**Work to be completed:**
Locate every line in the material below that has the word "请务必填写". Copy each of those lines.

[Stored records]
%%

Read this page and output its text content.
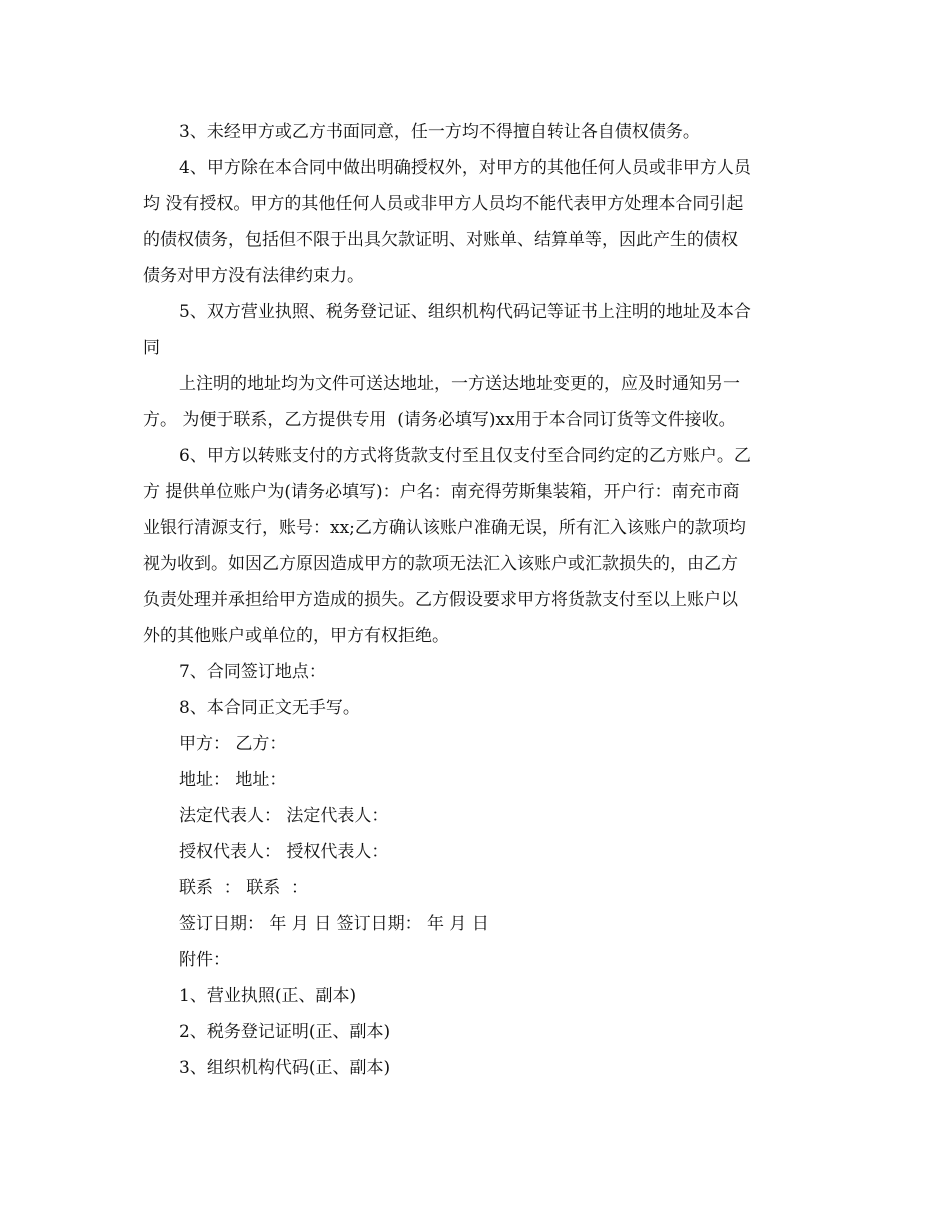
3、未经甲方或乙方书面同意，任一方均不得擅自转让各自债权债务。

4、甲方除在本合同中做出明确授权外，对甲方的其他任何人员或非甲方人员

均 没有授权。甲方的其他任何人员或非甲方人员均不能代表甲方处理本合同引起

的债权债务，包括但不限于出具欠款证明、对账单、结算单等，因此产生的债权

债务对甲方没有法律约束力。

5、双方营业执照、税务登记证、组织机构代码记等证书上注明的地址及本合

同

上注明的地址均为文件可送达地址，一方送达地址变更的，应及时通知另一

方。 为便于联系，乙方提供专用  (请务必填写)xx用于本合同订货等文件接收。

6、甲方以转账支付的方式将货款支付至且仅支付至合同约定的乙方账户。乙

方 提供单位账户为(请务必填写)：户名：南充得劳斯集装箱，开户行：南充市商

业银行清源支行，账号：xx;乙方确认该账户准确无误，所有汇入该账户的款项均

视为收到。如因乙方原因造成甲方的款项无法汇入该账户或汇款损失的，由乙方

负责处理并承担给甲方造成的损失。乙方假设要求甲方将货款支付至以上账户以

外的其他账户或单位的，甲方有权拒绝。

7、合同签订地点：

8、本合同正文无手写。

甲方： 乙方：

地址： 地址：

法定代表人： 法定代表人：

授权代表人： 授权代表人：

联系  ： 联系  ：

签订日期： 年 月 日 签订日期： 年 月 日

附件：

1、营业执照(正、副本)

2、税务登记证明(正、副本)

3、组织机构代码(正、副本)
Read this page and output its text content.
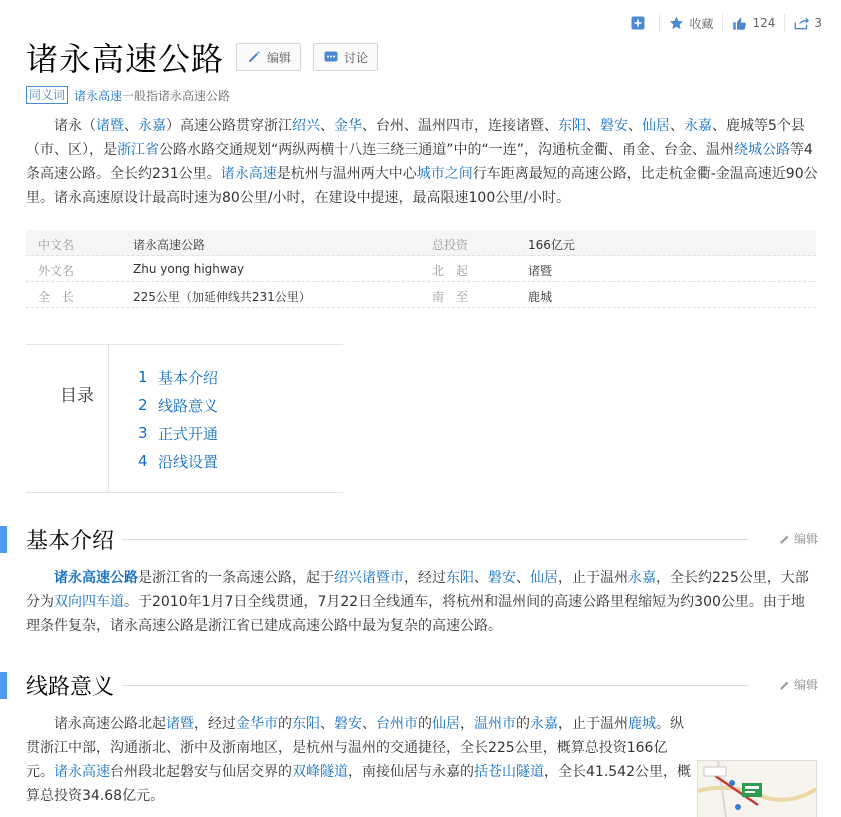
收藏	124	3
诸永高速公路	编辑	讨论
同义词 诸永高速 一般指诸永高速公路

诸永（诸暨、永嘉）高速公路贯穿浙江绍兴、金华、台州、温州四市，连接诸暨、东阳、磐安、仙居、永嘉、鹿城等5个县（市、区），是浙江省公路水路交通规划“两纵两横十八连三绕三通道”中的“一连”，沟通杭金衢、甬金、台金、温州绕城公路等4条高速公路。全长约231公里。诸永高速是杭州与温州两大中心城市之间行车距离最短的高速公路，比走杭金衢-金温高速近90公里。诸永高速原设计最高时速为80公里/小时，在建设中提速，最高限速100公里/小时。

中文名	诸永高速公路	总投资	166亿元
外文名	Zhu yong highway	北　起	诸暨
全　长	225公里（加延伸线共231公里）	南　至	鹿城
目录
1 基本介绍
2 线路意义
3 正式开通
4 沿线设置
基本介绍	编辑

诸永高速公路是浙江省的一条高速公路，起于绍兴诸暨市，经过东阳、磐安、仙居，止于温州永嘉，全长约225公里，大部分为双向四车道。于2010年1月7日全线贯通，7月22日全线通车，将杭州和温州间的高速公路里程缩短为约300公里。由于地理条件复杂，诸永高速公路是浙江省已建成高速公路中最为复杂的高速公路。

线路意义	编辑

诸永高速公路北起诸暨，经过金华市的东阳、磐安、台州市的仙居，温州市的永嘉，止于温州鹿城。纵贯浙江中部，沟通浙北、浙中及浙南地区，是杭州与温州的交通捷径，全长225公里，概算总投资166亿元。诸永高速台州段北起磐安与仙居交界的双峰隧道，南接仙居与永嘉的括苍山隧道，全长41.542公里，概算总投资34.68亿元。
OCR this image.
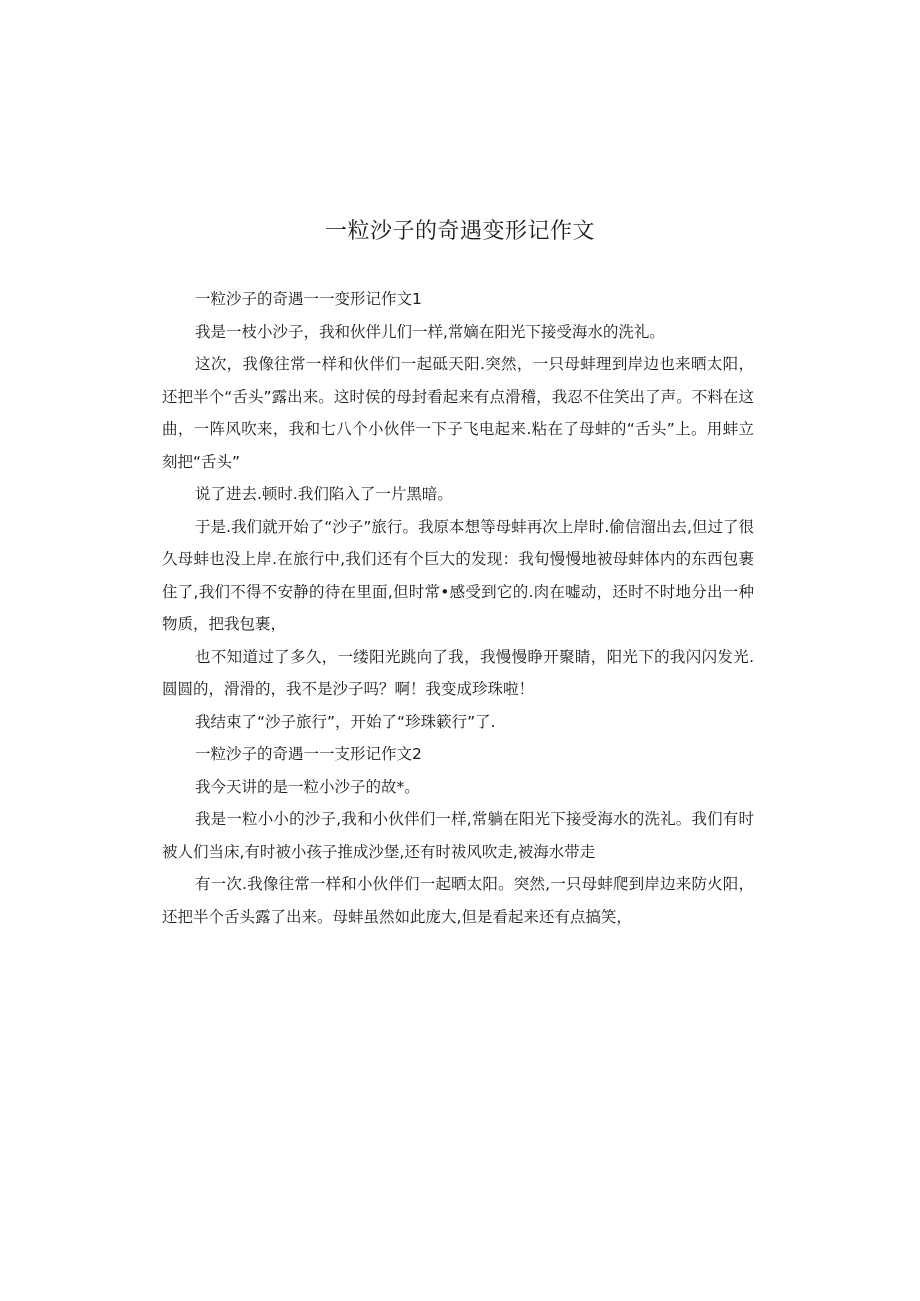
一粒沙子的奇遇变形记作文

一粒沙子的奇遇一一变形记作文1

我是一枝小沙子，我和伙伴儿们一样,常嫡在阳光下接受海水的洗礼。

这次，我像往常一样和伙伴们一起砥天阳.突然，一只母蚌理到岸边也来晒太阳，还把半个“舌头”露出来。这时侯的母封看起来有点滑稽，我忍不住笑出了声。不料在这曲，一阵风吹来，我和七八个小伙伴一下子飞电起来.粘在了母蚌的“舌头”上。用蚌立刻把“舌头”

说了进去.顿时.我们陷入了一片黑暗。

于是.我们就开始了“沙子”旅行。我原本想等母蚌再次上岸时.偷信溜出去,但过了很久母蚌也没上岸.在旅行中,我们还有个巨大的发现：我旬慢慢地被母蚌体内的东西包裹住了,我们不得不安静的待在里面,但时常•感受到它的.肉在嘘动，还时不时地分出一种物质，把我包裹，

也不知道过了多久，一缕阳光跳向了我，我慢慢睁开聚睛，阳光下的我闪闪发光.圆圆的，滑滑的，我不是沙子吗？啊！我变成珍珠啦！

我结束了“沙子旅行”，开始了“珍珠簌行”了.

一粒沙子的奇遇一一支形记作文2

我今天讲的是一粒小沙子的故*。

我是一粒小小的沙子,我和小伙伴们一样,常躺在阳光下接受海水的洗礼。我们有时被人们当床,有时被小孩子推成沙堡,还有时祓风吹走,被海水带走

有一次.我像往常一样和小伙伴们一起晒太阳。突然,一只母蚌爬到岸边来防火阳，还把半个舌头露了出来。母蚌虽然如此庞大,但是看起来还有点搞笑，
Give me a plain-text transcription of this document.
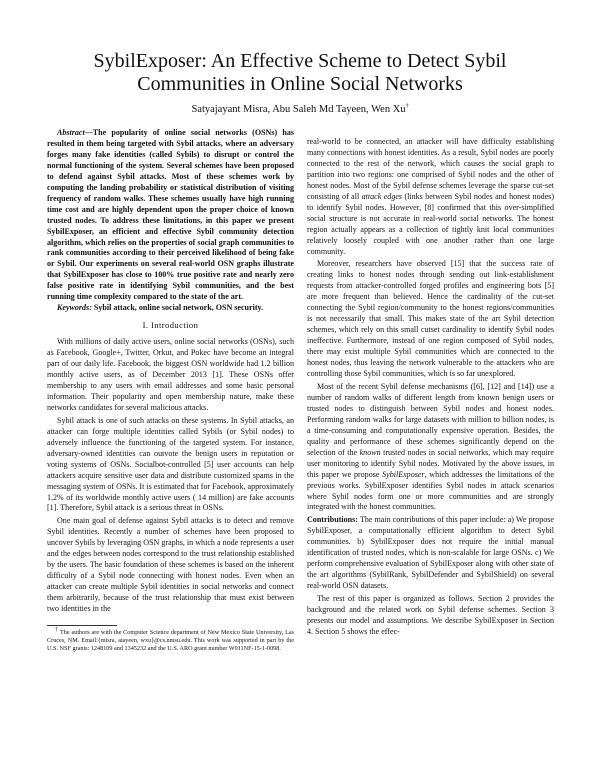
SybilExposer: An Effective Scheme to Detect Sybil Communities in Online Social Networks
Satyajayant Misra, Abu Saleh Md Tayeen, Wen Xu†

Abstract—The popularity of online social networks (OSNs) has resulted in them being targeted with Sybil attacks, where an adversary forges many fake identities (called Sybils) to disrupt or control the normal functioning of the system. Several schemes have been proposed to defend against Sybil attacks. Most of these schemes work by computing the landing probability or statistical distribution of visiting frequency of random walks. These schemes usually have high running time cost and are highly dependent upon the proper choice of known trusted nodes. To address these limitations, in this paper we present SybilExposer, an efficient and effective Sybil community detection algorithm, which relies on the properties of social graph communities to rank communities according to their perceived likelihood of being fake or Sybil. Our experiments on several real-world OSN graphs illustrate that SybilExposer has close to 100% true positive rate and nearly zero false positive rate in identifying Sybil communities, and the best running time complexity compared to the state of the art.

Keywords: Sybil attack, online social network, OSN security.

I. Introduction

With millions of daily active users, online social networks (OSNs), such as Facebook, Google+, Twitter, Orkut, and Pokec have become an integral part of our daily life. Facebook, the biggest OSN worldwide had 1.2 billion monthly active users, as of December 2013 [1]. These OSNs offer membership to any users with email addresses and some basic personal information. Their popularity and open membership nature, make these networks candidates for several malicious attacks.

Sybil attack is one of such attacks on these systems. In Sybil attacks, an attacker can forge multiple identities called Sybils (or Sybil nodes) to adversely influence the functioning of the targeted system. For instance, adversary-owned identities can outvote the benign users in reputation or voting systems of OSNs. Socialbot-controlled [5] user accounts can help attackers acquire sensitive user data and distribute customized spams in the messaging system of OSNs. It is estimated that for Facebook, approximately 1.2% of its worldwide monthly active users ( 14 million) are fake accounts [1]. Therefore, Sybil attack is a serious threat in OSNs.

One main goal of defense against Sybil attacks is to detect and remove Sybil identities. Recently a number of schemes have been proposed to uncover Sybils by leveraging OSN graphs, in which a node represents a user and the edges between nodes correspond to the trust relationship established by the users. The basic foundation of these schemes is based on the inherent difficulty of a Sybil node connecting with honest nodes. Even when an attacker can create multiple Sybil identities in social networks and connect them arbitrarily, because of the trust relationship that must exist between two identities in the

† The authors are with the Computer Science department of New Mexico State University, Las Cruces, NM. Email:{misra, atayeen, wxu}@cs.nmsu.edu. This work was supported in part by the U.S. NSF grants: 1248109 and 1345232 and the U.S. ARO grant number W911NF-15-1-0098.

real-world to be connected, an attacker will have difficulty establishing many connections with honest identities. As a result, Sybil nodes are poorly connected to the rest of the network, which causes the social graph to partition into two regions: one comprised of Sybil nodes and the other of honest nodes. Most of the Sybil defense schemes leverage the sparse cut-set consisting of all attack edges (links between Sybil nodes and honest nodes) to identify Sybil nodes. However, [8] confirmed that this over-simplified social structure is not accurate in real-world social networks. The honest region actually appears as a collection of tightly knit local communities relatively loosely coupled with one another rather than one large community.

Moreover, researchers have observed [15] that the success rate of creating links to honest nodes through sending out link-establishment requests from attacker-controlled forged profiles and engineering bots [5] are more frequent than believed. Hence the cardinality of the cut-set connecting the Sybil region/community to the honest regions/communities is not necessarily that small. This makes state of the art Sybil detection schemes, which rely on this small cutset cardinality to identify Sybil nodes ineffective. Furthermore, instead of one region composed of Sybil nodes, there may exist multiple Sybil communities which are connected to the honest nodes, thus leaving the network vulnerable to the attackers who are controlling those Sybil communities, which is so far unexplored.

Most of the recent Sybil defense mechanisms ([6], [12] and [14]) use a number of random walks of different length from known benign users or trusted nodes to distinguish between Sybil nodes and honest nodes. Performing random walks for large datasets with million to billion nodes, is a time-consuming and computationally expensive operation. Besides, the quality and performance of these schemes significantly depend on the selection of the known trusted nodes in social networks, which may require user monitoring to identify Sybil nodes. Motivated by the above issues, in this paper we propose SybilExposer, which addresses the limitations of the previous works. SybilExposer identifies Sybil nodes in attack scenarios where Sybil nodes form one or more communities and are strongly integrated with the honest communities.

Contributions: The main contributions of this paper include: a) We propose SybilExposer, a computationally efficient algorithm to detect Sybil communities. b) SybilExposer does not require the initial manual identification of trusted nodes, which is non-scalable for large OSNs. c) We perform comprehensive evaluation of SybilExposer along with other state of the art algorithms (SybilRank, SybilDefender and SybilShield) on several real-world OSN datasets.

The rest of this paper is organized as follows. Section 2 provides the background and the related work on Sybil defense schemes. Section 3 presents our model and assumptions. We describe SybilExposer in Section 4. Section 5 shows the effec-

%%

**Result of the task:**
方。 为便于联系，乙方提供专用  (请务必填写)xx用于本合同订货等文件接收。
方 提供单位账户为(请务必填写)：户名：南充得劳斯集装箱，开户行：南充市商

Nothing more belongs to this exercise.